* What needs to be done
Starting at the line containing "Element localization: list" and ending after the line containing "annotation: 100% (700, 324, 728, 338)", write out the data again with every "annotation" changed to "data-label" and nothing else altered. Leave the pictures out.
====== Data shown ======
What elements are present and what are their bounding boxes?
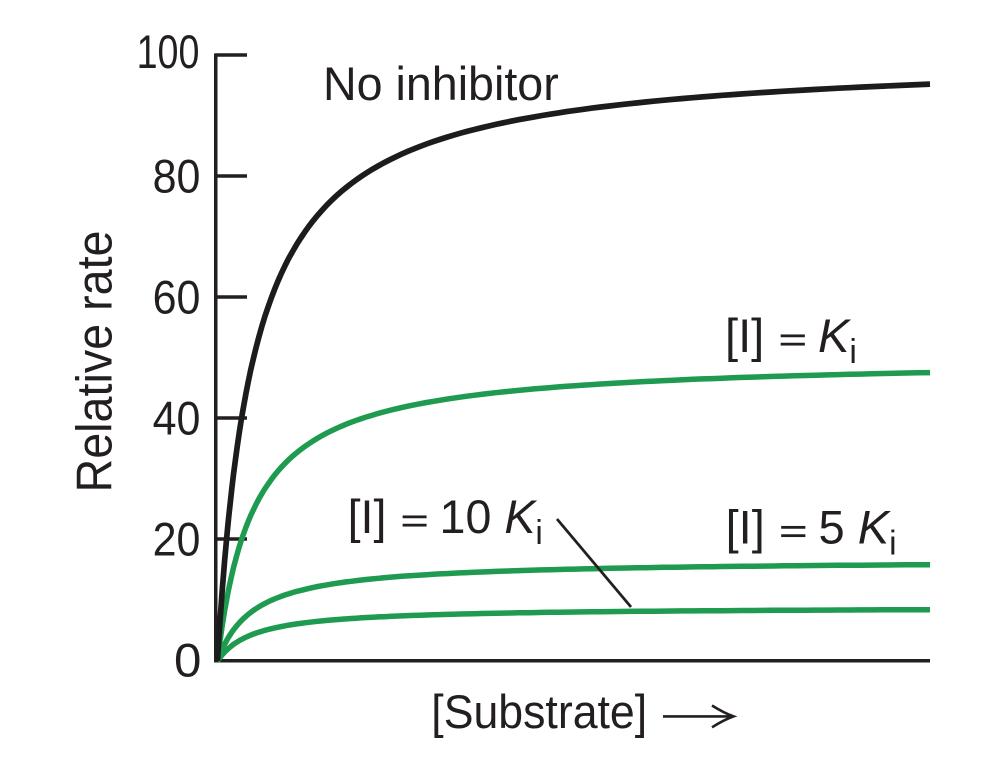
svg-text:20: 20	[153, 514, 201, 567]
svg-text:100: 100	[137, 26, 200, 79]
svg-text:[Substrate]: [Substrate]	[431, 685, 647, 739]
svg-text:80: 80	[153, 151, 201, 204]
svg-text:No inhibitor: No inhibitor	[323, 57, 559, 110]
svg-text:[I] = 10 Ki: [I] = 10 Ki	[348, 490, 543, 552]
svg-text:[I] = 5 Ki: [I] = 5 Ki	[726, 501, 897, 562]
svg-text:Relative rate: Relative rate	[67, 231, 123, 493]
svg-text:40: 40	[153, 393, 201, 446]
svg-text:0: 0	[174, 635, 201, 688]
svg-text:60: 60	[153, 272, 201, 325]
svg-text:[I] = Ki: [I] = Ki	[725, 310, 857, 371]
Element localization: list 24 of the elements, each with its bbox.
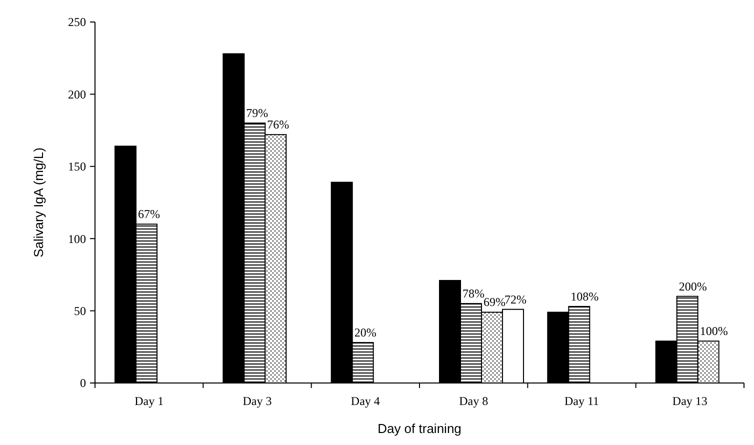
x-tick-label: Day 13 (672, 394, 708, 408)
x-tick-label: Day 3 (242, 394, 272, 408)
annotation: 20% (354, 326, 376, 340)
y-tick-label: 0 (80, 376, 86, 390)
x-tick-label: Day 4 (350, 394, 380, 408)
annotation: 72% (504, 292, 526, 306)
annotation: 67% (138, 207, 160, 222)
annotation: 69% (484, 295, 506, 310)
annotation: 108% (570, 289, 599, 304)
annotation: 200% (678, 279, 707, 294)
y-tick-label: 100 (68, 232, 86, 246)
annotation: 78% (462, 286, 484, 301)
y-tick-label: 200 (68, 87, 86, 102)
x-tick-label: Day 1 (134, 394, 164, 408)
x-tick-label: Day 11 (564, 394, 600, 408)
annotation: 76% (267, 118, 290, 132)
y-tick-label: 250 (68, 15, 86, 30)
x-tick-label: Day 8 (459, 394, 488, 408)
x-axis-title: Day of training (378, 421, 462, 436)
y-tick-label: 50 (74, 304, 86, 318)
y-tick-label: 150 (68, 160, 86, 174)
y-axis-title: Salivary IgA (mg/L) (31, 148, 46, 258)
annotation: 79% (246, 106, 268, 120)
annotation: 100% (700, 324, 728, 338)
======
====== Data shown ======
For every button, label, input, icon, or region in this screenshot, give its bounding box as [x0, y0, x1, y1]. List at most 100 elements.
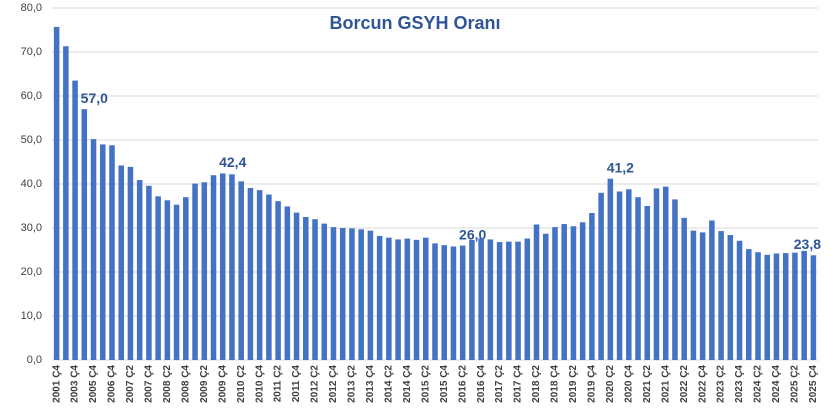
======
* Solution
Element localization: list 24 of the elements, each with its bbox.
x-tick-label: Day 13 (672, 394, 708, 408)
x-tick-label: Day 3 (242, 394, 272, 408)
data-label: 20% (354, 326, 376, 340)
y-tick-label: 0 (80, 376, 86, 390)
x-tick-label: Day 4 (350, 394, 380, 408)
data-label: 72% (504, 292, 526, 306)
data-label: 67% (138, 207, 160, 222)
data-label: 69% (484, 295, 506, 310)
data-label: 108% (570, 289, 599, 304)
data-label: 200% (678, 279, 707, 294)
y-tick-label: 100 (68, 232, 86, 246)
data-label: 78% (462, 286, 484, 301)
y-tick-label: 200 (68, 87, 86, 102)
x-tick-label: Day 1 (134, 394, 164, 408)
x-tick-label: Day 11 (564, 394, 600, 408)
data-label: 76% (267, 118, 290, 132)
y-tick-label: 250 (68, 15, 86, 30)
x-tick-label: Day 8 (459, 394, 488, 408)
x-axis-title: Day of training (378, 421, 462, 436)
y-tick-label: 50 (74, 304, 86, 318)
y-tick-label: 150 (68, 160, 86, 174)
y-axis-title: Salivary IgA (mg/L) (31, 148, 46, 258)
data-label: 79% (246, 106, 268, 120)
data-label: 100% (700, 324, 728, 338)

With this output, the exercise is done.